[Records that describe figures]
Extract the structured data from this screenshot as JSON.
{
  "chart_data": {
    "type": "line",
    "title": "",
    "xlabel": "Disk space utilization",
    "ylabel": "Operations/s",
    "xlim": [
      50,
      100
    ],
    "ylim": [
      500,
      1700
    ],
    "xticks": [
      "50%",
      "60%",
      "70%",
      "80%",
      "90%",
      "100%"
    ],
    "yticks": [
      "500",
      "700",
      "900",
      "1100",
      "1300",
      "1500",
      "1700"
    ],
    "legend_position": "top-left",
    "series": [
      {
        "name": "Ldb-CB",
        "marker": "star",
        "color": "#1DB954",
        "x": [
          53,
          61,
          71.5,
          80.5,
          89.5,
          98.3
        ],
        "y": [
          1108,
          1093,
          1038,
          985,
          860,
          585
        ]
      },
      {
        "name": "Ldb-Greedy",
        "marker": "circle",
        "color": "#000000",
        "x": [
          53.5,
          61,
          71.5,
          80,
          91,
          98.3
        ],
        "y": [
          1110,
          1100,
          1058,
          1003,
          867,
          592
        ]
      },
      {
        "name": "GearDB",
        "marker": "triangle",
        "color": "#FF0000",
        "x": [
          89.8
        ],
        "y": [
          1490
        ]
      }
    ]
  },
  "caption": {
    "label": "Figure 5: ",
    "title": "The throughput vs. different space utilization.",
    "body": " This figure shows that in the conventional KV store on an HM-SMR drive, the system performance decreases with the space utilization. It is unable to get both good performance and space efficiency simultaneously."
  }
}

* **Set task**: Extract every line of the records above that contains the word "space".

* **Result below**:
    "xlabel": "Disk space utilization",
    "title": "The throughput vs. different space utilization.",
    "body": " This figure shows that in the conventional KV store on an HM-SMR drive, the system performance decreases with the space utilization. It is unable to get both good performance and space efficiency simultaneously."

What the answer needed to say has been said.